Given task:
Extract all of the entries and set them down verbatim.

════════════════════

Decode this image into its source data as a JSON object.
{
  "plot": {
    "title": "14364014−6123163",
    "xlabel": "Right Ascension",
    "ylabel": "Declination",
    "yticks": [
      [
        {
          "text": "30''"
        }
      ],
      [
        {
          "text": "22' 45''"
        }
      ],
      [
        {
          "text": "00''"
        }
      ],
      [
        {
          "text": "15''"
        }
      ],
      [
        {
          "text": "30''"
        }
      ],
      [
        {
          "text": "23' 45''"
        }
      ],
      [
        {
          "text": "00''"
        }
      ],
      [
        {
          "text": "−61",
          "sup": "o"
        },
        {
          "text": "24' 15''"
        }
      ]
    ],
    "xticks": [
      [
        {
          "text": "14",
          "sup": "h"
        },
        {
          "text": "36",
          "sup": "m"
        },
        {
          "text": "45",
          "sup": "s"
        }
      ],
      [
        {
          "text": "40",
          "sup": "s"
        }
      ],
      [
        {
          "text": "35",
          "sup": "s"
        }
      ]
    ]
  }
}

════════════════════

Complete output:
Decode this image into its source data as a JSON object.
{
  "plot": {
    "title": "14364014−6123163",
    "xlabel": "Right Ascension",
    "ylabel": "Declination",
    "yticks": [
      [
        {
          "text": "30''"
        }
      ],
      [
        {
          "text": "22' 45''"
        }
      ],
      [
        {
          "text": "00''"
        }
      ],
      [
        {
          "text": "15''"
        }
      ],
      [
        {
          "text": "30''"
        }
      ],
      [
        {
          "text": "23' 45''"
        }
      ],
      [
        {
          "text": "00''"
        }
      ],
      [
        {
          "text": "−61",
          "sup": "o"
        },
        {
          "text": "24' 15''"
        }
      ]
    ],
    "xticks": [
      [
        {
          "text": "14",
          "sup": "h"
        },
        {
          "text": "36",
          "sup": "m"
        },
        {
          "text": "45",
          "sup": "s"
        }
      ],
      [
        {
          "text": "40",
          "sup": "s"
        }
      ],
      [
        {
          "text": "35",
          "sup": "s"
        }
      ]
    ]
  }
}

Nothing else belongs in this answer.